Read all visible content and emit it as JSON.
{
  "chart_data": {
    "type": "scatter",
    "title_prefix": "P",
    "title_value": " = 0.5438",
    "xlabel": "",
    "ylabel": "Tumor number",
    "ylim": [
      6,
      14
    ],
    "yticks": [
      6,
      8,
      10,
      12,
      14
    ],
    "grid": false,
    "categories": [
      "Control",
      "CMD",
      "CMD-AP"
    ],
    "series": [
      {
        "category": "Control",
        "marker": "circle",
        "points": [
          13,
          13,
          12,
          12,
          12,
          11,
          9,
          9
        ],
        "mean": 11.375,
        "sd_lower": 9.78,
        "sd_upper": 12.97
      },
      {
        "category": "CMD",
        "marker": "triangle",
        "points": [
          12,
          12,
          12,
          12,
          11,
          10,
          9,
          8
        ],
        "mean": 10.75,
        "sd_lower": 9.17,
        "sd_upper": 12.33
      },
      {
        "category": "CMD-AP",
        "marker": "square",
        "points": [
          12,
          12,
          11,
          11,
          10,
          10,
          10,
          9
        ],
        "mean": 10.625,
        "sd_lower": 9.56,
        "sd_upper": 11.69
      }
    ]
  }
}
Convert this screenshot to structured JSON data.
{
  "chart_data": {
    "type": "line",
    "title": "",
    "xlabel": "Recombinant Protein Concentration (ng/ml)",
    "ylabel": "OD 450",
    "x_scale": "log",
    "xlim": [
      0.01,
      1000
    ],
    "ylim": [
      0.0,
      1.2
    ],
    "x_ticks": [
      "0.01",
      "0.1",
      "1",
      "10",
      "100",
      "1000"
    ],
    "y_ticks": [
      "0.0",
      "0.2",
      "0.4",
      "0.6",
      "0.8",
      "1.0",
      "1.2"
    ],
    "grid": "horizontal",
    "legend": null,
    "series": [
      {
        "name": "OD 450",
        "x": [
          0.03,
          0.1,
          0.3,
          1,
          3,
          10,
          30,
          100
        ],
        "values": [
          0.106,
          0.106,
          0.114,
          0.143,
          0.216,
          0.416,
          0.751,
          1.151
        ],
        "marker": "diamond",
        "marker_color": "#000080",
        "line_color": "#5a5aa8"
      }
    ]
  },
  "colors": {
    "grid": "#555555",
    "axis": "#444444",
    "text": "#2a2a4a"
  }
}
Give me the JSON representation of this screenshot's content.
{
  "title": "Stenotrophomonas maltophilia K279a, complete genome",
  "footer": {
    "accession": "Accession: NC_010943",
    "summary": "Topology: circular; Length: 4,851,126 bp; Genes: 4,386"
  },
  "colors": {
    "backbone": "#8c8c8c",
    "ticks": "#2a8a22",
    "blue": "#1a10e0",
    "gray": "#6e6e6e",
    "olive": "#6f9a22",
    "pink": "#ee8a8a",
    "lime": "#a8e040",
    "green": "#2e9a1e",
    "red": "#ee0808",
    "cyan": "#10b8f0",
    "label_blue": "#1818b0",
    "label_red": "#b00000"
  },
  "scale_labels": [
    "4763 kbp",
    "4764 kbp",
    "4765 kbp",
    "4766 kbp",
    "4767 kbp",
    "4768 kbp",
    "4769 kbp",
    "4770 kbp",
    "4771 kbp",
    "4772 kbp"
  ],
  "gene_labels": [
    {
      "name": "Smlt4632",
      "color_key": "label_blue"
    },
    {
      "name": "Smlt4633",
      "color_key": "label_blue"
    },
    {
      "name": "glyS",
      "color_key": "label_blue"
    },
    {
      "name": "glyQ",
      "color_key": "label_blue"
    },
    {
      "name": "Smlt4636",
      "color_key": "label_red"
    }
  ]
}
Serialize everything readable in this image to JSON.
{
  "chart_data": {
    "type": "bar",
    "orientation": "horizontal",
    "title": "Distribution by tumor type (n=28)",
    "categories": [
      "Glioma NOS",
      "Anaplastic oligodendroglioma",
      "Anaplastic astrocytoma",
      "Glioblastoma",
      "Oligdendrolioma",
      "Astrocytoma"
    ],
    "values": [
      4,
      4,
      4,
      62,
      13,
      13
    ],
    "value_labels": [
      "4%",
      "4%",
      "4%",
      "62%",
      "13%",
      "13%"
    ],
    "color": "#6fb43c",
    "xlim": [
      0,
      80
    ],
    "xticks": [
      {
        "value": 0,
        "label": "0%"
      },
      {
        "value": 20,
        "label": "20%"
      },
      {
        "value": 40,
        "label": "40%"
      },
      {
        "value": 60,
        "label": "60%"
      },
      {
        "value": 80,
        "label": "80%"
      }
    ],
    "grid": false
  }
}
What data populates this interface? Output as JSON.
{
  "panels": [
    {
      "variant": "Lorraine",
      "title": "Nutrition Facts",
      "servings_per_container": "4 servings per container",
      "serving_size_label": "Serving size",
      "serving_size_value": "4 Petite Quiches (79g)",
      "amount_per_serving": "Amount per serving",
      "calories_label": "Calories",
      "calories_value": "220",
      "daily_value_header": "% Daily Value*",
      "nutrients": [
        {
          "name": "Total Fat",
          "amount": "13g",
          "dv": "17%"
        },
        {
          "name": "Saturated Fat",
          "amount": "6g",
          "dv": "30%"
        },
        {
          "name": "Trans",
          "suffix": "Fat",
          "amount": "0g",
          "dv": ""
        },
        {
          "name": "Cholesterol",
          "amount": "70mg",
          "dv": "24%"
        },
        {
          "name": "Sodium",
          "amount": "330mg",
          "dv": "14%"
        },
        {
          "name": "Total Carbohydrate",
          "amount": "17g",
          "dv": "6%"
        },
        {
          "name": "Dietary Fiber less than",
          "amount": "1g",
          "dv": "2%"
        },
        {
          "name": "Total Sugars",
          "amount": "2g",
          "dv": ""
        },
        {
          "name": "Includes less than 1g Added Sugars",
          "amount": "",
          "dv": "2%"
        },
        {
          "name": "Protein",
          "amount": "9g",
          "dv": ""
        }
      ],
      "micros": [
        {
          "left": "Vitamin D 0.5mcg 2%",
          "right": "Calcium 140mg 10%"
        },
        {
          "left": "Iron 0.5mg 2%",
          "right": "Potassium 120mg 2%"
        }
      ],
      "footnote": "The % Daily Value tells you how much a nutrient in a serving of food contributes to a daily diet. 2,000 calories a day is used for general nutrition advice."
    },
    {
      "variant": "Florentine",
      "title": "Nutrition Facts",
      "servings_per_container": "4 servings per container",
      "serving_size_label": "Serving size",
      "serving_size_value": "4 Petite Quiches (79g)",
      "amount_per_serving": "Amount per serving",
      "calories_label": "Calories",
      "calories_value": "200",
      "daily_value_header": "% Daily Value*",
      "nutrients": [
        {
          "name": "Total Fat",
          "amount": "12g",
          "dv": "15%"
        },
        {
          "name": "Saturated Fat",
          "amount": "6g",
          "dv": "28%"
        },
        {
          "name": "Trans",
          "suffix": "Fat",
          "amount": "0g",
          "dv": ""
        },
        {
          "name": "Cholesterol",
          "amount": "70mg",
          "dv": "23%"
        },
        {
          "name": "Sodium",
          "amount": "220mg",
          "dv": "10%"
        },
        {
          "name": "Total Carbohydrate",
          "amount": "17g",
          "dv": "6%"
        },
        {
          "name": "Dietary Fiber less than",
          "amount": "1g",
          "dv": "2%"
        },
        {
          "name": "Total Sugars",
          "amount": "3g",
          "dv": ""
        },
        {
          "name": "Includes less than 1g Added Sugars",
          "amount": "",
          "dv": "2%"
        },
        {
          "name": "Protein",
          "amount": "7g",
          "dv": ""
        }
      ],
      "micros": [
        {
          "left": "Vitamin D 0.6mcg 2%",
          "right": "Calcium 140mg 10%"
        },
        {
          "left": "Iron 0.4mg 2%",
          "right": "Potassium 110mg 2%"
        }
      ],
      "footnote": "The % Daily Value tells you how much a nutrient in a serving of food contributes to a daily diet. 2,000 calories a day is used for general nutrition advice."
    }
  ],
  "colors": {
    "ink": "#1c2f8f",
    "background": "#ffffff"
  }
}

» Exercise goal
Each line holding "xlabel" in the records should be copied out.

» Solution to this problem
    "xlabel": "",
    "xlabel": "Recombinant Protein Concentration (ng/ml)",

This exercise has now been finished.